Records excerpted from a collection:
****************

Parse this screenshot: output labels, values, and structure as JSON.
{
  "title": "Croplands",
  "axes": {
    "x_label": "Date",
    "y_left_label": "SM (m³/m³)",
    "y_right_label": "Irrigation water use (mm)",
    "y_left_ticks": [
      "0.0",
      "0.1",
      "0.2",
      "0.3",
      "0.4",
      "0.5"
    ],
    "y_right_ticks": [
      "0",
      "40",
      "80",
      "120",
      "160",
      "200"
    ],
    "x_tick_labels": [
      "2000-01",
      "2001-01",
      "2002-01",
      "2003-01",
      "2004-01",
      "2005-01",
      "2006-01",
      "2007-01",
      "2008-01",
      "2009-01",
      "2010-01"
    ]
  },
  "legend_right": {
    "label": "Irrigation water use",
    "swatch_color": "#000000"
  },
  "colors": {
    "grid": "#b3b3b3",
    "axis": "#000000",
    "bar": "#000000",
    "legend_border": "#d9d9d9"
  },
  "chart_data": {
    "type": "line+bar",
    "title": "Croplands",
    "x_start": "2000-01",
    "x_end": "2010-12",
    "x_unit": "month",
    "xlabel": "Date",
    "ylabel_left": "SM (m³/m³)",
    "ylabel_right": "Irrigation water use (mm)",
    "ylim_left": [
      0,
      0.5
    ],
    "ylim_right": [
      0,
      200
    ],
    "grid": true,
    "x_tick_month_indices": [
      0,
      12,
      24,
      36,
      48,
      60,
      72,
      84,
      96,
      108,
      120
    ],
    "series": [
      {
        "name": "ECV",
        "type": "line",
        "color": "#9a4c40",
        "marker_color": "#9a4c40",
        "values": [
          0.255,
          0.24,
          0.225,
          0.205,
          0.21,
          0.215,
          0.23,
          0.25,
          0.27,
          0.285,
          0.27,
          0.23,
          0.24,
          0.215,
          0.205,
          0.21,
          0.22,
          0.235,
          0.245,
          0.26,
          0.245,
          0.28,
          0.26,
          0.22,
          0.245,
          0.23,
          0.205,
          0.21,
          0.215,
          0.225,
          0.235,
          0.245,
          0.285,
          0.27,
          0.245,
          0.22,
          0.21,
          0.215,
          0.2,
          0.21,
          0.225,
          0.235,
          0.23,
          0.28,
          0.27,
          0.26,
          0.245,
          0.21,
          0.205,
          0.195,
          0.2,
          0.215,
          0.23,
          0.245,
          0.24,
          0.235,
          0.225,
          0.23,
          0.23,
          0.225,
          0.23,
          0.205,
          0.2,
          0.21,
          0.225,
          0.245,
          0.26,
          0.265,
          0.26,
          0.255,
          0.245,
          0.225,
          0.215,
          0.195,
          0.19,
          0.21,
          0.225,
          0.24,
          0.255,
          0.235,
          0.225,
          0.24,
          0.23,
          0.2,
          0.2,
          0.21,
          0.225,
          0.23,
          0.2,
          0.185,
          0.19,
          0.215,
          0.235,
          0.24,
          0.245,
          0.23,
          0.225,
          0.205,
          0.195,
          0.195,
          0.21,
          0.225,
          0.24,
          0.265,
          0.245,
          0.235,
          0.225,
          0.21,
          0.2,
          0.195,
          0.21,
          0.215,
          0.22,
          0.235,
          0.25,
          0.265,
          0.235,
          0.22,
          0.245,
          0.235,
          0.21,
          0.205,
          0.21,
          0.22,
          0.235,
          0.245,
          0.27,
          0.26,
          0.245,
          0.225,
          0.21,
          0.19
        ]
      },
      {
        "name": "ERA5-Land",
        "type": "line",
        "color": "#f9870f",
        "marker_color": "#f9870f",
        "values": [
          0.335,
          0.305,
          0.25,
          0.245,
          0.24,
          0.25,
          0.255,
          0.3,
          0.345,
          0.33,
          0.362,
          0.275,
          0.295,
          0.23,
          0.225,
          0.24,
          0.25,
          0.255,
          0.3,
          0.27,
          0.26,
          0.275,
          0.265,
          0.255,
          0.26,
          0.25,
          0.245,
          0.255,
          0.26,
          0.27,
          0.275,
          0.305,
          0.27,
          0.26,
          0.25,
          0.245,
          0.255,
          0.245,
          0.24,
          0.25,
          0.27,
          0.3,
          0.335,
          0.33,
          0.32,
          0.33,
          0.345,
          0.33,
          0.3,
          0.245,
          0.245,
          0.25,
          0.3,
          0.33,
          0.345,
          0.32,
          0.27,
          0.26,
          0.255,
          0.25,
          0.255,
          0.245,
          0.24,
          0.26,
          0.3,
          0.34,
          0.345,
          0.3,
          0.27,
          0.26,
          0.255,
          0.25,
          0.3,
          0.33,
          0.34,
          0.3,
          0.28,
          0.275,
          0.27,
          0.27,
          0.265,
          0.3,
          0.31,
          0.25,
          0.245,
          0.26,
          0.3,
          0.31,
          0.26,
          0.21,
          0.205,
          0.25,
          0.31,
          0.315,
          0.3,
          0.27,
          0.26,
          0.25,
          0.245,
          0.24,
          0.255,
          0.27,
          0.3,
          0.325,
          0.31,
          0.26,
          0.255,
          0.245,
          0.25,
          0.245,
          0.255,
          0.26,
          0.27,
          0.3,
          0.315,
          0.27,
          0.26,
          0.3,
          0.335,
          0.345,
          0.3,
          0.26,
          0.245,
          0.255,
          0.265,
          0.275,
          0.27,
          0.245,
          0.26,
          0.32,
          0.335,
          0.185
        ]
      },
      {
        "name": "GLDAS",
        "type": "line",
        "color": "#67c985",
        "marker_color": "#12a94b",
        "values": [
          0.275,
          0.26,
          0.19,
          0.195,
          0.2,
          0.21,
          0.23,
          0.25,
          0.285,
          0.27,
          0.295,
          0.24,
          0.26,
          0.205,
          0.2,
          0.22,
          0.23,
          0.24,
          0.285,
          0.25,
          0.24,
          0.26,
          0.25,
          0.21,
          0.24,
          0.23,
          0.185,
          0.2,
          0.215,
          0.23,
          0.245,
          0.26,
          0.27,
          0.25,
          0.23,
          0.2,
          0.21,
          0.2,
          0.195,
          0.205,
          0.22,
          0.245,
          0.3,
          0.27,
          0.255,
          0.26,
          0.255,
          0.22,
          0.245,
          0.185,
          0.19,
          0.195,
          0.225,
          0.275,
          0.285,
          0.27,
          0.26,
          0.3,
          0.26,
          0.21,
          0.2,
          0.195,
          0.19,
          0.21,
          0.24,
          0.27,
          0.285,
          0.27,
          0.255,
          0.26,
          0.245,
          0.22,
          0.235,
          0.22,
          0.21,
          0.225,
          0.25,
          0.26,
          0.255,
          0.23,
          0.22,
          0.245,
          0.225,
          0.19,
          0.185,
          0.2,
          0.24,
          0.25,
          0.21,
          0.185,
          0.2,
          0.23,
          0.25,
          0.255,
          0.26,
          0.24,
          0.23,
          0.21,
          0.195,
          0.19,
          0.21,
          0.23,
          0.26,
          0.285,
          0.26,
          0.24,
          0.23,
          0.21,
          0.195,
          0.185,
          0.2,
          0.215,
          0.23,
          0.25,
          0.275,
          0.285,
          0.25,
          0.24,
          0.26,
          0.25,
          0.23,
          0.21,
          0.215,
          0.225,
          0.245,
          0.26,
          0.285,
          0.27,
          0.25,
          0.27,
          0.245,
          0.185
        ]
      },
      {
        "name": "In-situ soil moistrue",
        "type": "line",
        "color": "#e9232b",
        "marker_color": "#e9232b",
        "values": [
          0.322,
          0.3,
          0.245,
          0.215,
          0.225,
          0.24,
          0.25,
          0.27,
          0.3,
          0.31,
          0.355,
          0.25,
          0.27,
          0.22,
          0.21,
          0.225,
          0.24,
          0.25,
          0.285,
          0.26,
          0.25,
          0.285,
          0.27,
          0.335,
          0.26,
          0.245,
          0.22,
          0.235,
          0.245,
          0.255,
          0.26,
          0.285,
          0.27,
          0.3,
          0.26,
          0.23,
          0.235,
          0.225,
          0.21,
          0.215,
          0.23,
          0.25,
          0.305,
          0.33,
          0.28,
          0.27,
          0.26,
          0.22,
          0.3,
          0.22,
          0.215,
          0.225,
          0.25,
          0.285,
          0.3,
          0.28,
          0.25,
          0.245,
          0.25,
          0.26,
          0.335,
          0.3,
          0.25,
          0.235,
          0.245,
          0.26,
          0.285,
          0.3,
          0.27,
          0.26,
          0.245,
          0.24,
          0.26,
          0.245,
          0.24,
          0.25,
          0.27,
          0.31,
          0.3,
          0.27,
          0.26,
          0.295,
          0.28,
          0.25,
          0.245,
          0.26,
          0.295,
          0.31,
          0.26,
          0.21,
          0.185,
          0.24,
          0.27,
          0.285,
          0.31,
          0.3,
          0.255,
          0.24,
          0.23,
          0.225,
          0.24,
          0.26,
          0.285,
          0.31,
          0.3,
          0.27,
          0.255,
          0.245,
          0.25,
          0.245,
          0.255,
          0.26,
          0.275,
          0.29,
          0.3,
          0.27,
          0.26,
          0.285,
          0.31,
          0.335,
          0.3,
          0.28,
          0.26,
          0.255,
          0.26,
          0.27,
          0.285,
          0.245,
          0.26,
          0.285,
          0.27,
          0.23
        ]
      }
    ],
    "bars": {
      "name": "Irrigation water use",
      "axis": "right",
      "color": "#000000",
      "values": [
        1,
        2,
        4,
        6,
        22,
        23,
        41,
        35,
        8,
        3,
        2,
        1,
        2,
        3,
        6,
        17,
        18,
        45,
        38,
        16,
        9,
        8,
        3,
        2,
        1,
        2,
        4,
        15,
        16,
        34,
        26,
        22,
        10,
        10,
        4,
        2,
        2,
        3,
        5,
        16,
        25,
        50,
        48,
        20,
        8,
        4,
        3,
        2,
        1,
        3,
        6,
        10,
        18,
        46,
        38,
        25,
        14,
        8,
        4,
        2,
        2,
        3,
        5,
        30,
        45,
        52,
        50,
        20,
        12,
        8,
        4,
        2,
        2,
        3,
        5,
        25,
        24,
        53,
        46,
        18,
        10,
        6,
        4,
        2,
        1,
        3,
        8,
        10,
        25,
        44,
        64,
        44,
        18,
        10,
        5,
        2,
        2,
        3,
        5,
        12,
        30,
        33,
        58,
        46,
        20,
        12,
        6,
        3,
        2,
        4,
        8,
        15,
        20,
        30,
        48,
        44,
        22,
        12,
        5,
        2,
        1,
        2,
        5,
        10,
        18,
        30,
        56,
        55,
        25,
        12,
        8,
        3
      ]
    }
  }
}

****************

→ What you have to do
Find the count of lines in the data above where the string "Irrigation" occurs. Provide that number alone.

→ Full answer
4